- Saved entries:
────────────────

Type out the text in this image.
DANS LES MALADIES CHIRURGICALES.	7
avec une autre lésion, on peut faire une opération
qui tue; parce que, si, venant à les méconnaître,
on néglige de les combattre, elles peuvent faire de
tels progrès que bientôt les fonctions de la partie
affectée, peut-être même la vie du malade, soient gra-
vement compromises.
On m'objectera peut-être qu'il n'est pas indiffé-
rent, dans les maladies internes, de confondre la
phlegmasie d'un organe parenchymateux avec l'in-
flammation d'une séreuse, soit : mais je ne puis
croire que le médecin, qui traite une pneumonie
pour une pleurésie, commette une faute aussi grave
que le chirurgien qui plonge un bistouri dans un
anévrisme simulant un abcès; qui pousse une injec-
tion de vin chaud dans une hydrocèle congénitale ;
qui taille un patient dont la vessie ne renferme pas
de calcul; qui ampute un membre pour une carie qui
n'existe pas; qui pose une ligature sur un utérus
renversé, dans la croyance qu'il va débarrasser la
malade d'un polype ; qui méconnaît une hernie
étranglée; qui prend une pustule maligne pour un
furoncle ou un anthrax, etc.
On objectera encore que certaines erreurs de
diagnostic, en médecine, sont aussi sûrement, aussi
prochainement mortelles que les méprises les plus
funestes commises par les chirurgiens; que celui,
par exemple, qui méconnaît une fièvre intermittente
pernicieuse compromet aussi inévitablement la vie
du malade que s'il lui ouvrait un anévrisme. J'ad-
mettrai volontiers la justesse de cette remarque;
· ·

────────────────

- THE TASK: Copy out every line that includes the word "objectera".

- COMPLETED EXERCISE:
On m'objectera peut-être qu'il n'est pas indiffé-
On objectera encore que certaines erreurs de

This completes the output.